▶ [PROBLEM]: Copy out each of the lines below word for word.

=== RECORDS SUPPLIED ===

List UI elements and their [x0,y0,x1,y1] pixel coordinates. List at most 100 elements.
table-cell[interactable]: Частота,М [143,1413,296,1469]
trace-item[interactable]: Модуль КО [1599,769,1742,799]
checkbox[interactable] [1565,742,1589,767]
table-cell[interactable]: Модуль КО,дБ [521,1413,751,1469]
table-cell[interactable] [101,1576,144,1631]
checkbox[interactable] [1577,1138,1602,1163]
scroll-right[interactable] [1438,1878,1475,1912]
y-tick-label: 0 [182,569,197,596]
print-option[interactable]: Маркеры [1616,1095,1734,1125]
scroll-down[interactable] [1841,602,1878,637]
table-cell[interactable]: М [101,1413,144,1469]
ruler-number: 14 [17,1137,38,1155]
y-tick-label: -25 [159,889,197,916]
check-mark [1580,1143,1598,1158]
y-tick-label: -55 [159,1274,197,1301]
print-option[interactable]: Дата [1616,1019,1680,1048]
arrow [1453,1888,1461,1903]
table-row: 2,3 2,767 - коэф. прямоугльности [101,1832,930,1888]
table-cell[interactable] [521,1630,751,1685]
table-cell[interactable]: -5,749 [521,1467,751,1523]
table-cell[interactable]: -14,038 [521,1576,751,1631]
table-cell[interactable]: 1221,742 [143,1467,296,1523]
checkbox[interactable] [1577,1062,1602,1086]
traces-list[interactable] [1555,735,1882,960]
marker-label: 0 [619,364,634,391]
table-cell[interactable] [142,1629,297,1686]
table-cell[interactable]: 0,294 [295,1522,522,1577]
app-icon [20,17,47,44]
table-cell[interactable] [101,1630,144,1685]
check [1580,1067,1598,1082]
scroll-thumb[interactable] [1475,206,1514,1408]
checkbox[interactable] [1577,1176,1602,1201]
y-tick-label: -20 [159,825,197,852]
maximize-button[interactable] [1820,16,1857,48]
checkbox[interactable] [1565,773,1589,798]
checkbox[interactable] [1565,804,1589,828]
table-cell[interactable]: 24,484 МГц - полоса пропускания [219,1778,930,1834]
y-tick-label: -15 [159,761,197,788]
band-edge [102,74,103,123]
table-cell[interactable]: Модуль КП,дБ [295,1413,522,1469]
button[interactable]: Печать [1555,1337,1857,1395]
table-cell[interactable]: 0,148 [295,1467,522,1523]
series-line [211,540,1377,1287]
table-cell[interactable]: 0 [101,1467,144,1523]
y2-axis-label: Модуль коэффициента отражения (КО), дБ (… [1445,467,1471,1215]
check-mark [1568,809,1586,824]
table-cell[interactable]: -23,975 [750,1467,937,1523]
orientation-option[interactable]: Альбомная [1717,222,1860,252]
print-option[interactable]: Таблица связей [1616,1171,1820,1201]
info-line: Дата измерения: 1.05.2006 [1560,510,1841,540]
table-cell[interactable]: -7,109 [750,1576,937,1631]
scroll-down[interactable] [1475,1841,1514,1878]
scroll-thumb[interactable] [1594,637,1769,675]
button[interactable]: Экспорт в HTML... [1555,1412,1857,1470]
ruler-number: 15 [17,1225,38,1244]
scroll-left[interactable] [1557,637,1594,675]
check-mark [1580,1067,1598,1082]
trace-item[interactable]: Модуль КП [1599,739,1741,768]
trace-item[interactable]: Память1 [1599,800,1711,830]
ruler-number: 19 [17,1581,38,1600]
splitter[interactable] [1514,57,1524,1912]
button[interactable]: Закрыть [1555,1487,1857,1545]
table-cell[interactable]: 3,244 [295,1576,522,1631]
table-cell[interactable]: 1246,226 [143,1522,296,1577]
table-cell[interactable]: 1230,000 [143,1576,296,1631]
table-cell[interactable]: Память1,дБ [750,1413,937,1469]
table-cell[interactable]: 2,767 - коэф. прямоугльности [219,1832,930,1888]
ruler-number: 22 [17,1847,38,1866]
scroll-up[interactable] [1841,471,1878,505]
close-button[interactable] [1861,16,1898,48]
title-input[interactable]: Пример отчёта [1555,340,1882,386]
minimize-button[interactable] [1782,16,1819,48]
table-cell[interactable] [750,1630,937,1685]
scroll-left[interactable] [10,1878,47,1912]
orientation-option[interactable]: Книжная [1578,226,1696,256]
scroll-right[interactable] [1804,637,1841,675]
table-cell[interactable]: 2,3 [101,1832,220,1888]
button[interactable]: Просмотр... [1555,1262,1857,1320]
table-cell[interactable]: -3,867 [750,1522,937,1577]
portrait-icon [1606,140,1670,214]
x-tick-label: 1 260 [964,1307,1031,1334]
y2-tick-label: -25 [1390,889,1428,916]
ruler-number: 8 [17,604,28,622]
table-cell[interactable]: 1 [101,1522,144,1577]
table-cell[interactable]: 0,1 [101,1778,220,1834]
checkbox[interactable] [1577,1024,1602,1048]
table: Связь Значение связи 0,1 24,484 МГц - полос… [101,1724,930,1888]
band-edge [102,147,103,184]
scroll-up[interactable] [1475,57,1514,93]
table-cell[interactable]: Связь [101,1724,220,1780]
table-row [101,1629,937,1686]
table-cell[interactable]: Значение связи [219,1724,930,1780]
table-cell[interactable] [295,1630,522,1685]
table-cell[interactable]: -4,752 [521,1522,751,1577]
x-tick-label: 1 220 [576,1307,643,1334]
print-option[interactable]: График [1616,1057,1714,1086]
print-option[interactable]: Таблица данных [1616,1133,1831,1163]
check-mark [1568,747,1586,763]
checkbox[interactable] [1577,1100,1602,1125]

===

▶ [FULL ANSWER]:
List UI elements and their [x0,y0,x1,y1] pixel coordinates. List at most 100 elements.
table-cell[interactable]: Частота,М [143,1413,296,1469]
trace-item[interactable]: Модуль КО [1599,769,1742,799]
checkbox[interactable] [1565,742,1589,767]
table-cell[interactable]: Модуль КО,дБ [521,1413,751,1469]
table-cell[interactable] [101,1576,144,1631]
checkbox[interactable] [1577,1138,1602,1163]
scroll-right[interactable] [1438,1878,1475,1912]
y-tick-label: 0 [182,569,197,596]
print-option[interactable]: Маркеры [1616,1095,1734,1125]
scroll-down[interactable] [1841,602,1878,637]
table-cell[interactable]: М [101,1413,144,1469]
ruler-number: 14 [17,1137,38,1155]
y-tick-label: -25 [159,889,197,916]
check-mark [1580,1143,1598,1158]
y-tick-label: -55 [159,1274,197,1301]
print-option[interactable]: Дата [1616,1019,1680,1048]
arrow [1453,1888,1461,1903]
table-row: 2,3 2,767 - коэф. прямоугльности [101,1832,930,1888]
table-cell[interactable] [521,1630,751,1685]
table-cell[interactable]: -5,749 [521,1467,751,1523]
table-cell[interactable]: -14,038 [521,1576,751,1631]
table-cell[interactable]: 1221,742 [143,1467,296,1523]
checkbox[interactable] [1577,1062,1602,1086]
traces-list[interactable] [1555,735,1882,960]
marker-label: 0 [619,364,634,391]
table-cell[interactable] [142,1629,297,1686]
table-cell[interactable]: 0,294 [295,1522,522,1577]
app-icon [20,17,47,44]
table-cell[interactable] [101,1630,144,1685]
check [1580,1067,1598,1082]
scroll-thumb[interactable] [1475,206,1514,1408]
checkbox[interactable] [1577,1176,1602,1201]
y-tick-label: -20 [159,825,197,852]
maximize-button[interactable] [1820,16,1857,48]
checkbox[interactable] [1565,773,1589,798]
checkbox[interactable] [1565,804,1589,828]
table-cell[interactable]: 24,484 МГц - полоса пропускания [219,1778,930,1834]
y-tick-label: -15 [159,761,197,788]
band-edge [102,74,103,123]
table-cell[interactable]: Модуль КП,дБ [295,1413,522,1469]
button[interactable]: Печать [1555,1337,1857,1395]
table-cell[interactable]: 0,148 [295,1467,522,1523]
series-line [211,540,1377,1287]
table-cell[interactable]: 0 [101,1467,144,1523]
y2-axis-label: Модуль коэффициента отражения (КО), дБ (… [1445,467,1471,1215]
check-mark [1568,809,1586,824]
table-cell[interactable]: -23,975 [750,1467,937,1523]
orientation-option[interactable]: Альбомная [1717,222,1860,252]
print-option[interactable]: Таблица связей [1616,1171,1820,1201]
info-line: Дата измерения: 1.05.2006 [1560,510,1841,540]
table-cell[interactable]: -7,109 [750,1576,937,1631]
scroll-down[interactable] [1475,1841,1514,1878]
scroll-thumb[interactable] [1594,637,1769,675]
button[interactable]: Экспорт в HTML... [1555,1412,1857,1470]
ruler-number: 15 [17,1225,38,1244]
scroll-left[interactable] [1557,637,1594,675]
check-mark [1580,1067,1598,1082]
trace-item[interactable]: Модуль КП [1599,739,1741,768]
trace-item[interactable]: Память1 [1599,800,1711,830]
ruler-number: 19 [17,1581,38,1600]
splitter[interactable] [1514,57,1524,1912]
button[interactable]: Закрыть [1555,1487,1857,1545]
table-cell[interactable]: 3,244 [295,1576,522,1631]
table-cell[interactable]: 1246,226 [143,1522,296,1577]
table-cell[interactable]: 1230,000 [143,1576,296,1631]
table-cell[interactable]: Память1,дБ [750,1413,937,1469]
table-cell[interactable]: 2,767 - коэф. прямоугльности [219,1832,930,1888]
ruler-number: 22 [17,1847,38,1866]
scroll-up[interactable] [1841,471,1878,505]
close-button[interactable] [1861,16,1898,48]
title-input[interactable]: Пример отчёта [1555,340,1882,386]
minimize-button[interactable] [1782,16,1819,48]
table-cell[interactable] [750,1630,937,1685]
scroll-left[interactable] [10,1878,47,1912]
orientation-option[interactable]: Книжная [1578,226,1696,256]
scroll-right[interactable] [1804,637,1841,675]
table-cell[interactable]: 2,3 [101,1832,220,1888]
button[interactable]: Просмотр... [1555,1262,1857,1320]
table-cell[interactable]: -3,867 [750,1522,937,1577]
portrait-icon [1606,140,1670,214]
x-tick-label: 1 260 [964,1307,1031,1334]
y2-tick-label: -25 [1390,889,1428,916]
ruler-number: 8 [17,604,28,622]
table-cell[interactable]: 1 [101,1522,144,1577]
table-cell[interactable]: 0,1 [101,1778,220,1834]
checkbox[interactable] [1577,1024,1602,1048]
table: Связь Значение связи 0,1 24,484 МГц - полос… [101,1724,930,1888]
band-edge [102,147,103,184]
scroll-up[interactable] [1475,57,1514,93]
table-cell[interactable]: Связь [101,1724,220,1780]
table-row [101,1629,937,1686]
table-cell[interactable]: Значение связи [219,1724,930,1780]
table-cell[interactable] [295,1630,522,1685]
table-cell[interactable]: -4,752 [521,1522,751,1577]
x-tick-label: 1 220 [576,1307,643,1334]
print-option[interactable]: График [1616,1057,1714,1086]
print-option[interactable]: Таблица данных [1616,1133,1831,1163]
check-mark [1568,747,1586,763]
checkbox[interactable] [1577,1100,1602,1125]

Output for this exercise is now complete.